» **STATED TASK**:
Show all lines holding "uten".

Extracted records:

────────

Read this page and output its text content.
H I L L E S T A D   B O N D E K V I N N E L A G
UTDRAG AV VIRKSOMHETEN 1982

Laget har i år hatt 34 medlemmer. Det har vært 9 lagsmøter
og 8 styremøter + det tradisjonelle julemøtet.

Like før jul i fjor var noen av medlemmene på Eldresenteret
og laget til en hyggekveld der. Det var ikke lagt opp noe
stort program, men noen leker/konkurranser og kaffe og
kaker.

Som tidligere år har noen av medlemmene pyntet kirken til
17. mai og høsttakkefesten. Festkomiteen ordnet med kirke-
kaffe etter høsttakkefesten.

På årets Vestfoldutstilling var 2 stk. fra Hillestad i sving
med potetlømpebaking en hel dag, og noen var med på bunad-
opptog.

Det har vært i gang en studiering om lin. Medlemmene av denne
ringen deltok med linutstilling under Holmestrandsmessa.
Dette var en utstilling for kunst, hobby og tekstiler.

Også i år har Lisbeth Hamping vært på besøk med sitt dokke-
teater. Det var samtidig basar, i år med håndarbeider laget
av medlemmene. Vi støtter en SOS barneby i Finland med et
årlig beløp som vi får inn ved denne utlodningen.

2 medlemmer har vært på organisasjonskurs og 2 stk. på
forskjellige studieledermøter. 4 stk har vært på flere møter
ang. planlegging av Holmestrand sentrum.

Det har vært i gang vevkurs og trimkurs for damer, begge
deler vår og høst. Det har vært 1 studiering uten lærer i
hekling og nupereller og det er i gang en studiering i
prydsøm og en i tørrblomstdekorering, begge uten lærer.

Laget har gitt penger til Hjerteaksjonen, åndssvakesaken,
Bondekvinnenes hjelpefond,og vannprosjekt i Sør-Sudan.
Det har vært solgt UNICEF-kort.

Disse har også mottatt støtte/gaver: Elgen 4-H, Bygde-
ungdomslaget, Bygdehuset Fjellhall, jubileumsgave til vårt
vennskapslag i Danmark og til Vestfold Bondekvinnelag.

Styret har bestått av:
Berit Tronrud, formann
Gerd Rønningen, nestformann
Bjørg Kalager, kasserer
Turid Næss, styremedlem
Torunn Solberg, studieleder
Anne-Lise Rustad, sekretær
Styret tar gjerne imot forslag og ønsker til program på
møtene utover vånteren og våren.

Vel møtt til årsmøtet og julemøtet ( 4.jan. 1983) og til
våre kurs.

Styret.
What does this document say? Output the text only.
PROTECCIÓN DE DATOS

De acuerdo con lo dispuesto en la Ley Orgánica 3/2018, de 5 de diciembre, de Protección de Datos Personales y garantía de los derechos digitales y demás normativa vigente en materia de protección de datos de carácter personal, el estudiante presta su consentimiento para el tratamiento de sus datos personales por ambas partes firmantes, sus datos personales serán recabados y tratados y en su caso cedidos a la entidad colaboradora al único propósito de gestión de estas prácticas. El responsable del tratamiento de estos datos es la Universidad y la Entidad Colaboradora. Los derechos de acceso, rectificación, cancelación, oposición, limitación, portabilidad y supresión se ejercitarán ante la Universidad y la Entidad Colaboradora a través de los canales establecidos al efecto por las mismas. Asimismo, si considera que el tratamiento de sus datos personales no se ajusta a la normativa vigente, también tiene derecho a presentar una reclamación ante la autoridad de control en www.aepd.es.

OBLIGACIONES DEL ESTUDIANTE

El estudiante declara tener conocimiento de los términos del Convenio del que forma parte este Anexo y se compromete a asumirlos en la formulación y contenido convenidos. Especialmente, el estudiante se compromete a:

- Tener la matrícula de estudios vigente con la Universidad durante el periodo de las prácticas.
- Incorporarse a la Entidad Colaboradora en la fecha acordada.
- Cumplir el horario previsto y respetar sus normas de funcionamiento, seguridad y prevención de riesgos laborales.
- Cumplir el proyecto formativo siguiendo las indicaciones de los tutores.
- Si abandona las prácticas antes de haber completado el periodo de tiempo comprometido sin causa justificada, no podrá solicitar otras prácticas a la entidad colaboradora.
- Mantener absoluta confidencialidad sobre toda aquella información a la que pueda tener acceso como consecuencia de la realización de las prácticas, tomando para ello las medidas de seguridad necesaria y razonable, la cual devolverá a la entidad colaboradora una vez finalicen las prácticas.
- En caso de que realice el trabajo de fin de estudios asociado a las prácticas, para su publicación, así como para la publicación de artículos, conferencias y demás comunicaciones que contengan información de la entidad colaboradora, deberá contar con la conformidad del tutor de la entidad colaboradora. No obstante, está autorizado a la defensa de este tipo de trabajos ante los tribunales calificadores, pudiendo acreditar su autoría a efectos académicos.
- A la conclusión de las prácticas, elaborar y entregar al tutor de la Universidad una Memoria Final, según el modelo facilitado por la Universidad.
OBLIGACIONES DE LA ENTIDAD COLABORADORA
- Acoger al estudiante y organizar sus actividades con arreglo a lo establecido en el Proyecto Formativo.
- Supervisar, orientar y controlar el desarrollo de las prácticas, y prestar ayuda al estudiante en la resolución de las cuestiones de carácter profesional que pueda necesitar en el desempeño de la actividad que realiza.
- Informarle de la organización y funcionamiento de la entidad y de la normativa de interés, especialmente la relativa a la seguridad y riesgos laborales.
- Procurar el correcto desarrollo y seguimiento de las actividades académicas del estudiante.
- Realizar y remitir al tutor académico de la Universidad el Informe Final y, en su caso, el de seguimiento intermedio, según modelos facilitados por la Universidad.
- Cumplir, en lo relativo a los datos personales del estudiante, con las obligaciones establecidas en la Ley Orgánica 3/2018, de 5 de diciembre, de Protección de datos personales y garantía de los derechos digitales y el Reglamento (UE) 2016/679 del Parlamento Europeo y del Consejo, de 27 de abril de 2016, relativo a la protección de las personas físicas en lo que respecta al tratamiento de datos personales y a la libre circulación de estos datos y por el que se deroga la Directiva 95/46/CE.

────────

» **FULL OUTPUT**:
deler vår og høst. Det har vært 1 studiering uten lærer i
prydsøm og en i tørrblomstdekorering, begge uten lærer.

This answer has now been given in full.